%%

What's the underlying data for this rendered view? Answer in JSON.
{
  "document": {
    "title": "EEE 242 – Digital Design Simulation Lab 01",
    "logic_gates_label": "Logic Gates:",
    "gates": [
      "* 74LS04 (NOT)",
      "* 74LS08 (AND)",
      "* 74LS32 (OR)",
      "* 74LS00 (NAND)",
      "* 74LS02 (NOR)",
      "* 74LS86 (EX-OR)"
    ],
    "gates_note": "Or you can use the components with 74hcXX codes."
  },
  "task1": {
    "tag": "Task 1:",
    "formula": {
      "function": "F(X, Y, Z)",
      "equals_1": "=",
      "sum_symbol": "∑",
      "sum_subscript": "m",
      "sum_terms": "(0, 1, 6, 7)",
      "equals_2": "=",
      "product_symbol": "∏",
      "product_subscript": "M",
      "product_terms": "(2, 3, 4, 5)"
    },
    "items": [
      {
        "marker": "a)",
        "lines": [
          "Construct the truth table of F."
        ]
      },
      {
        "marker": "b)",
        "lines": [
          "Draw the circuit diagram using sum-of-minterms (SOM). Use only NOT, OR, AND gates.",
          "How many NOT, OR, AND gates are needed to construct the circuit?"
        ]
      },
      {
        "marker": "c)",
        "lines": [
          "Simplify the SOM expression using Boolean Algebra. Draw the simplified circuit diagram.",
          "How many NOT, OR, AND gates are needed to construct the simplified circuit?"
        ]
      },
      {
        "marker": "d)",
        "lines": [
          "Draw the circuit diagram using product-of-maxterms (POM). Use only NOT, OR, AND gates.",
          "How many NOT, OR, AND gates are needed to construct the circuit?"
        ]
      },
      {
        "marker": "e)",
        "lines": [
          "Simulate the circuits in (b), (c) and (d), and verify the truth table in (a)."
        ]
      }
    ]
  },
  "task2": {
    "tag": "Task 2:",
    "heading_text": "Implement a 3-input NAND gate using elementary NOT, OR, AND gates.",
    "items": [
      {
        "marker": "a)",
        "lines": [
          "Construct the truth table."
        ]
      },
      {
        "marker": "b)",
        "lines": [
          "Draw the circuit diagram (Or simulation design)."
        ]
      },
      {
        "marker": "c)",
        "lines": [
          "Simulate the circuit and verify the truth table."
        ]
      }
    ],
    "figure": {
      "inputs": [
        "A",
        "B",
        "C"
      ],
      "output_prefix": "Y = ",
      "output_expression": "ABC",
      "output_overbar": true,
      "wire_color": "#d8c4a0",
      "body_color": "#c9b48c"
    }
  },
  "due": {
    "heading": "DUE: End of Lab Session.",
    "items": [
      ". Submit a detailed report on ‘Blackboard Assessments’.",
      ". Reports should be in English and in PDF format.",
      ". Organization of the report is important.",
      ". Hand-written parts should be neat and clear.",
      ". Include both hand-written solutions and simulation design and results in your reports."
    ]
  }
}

%%

● **TASK DIRECTIONS**
Looking back at the lines above, state how many contain the word "NAND", and supply nothing besides the number.

● **FULL SOLUTION**
2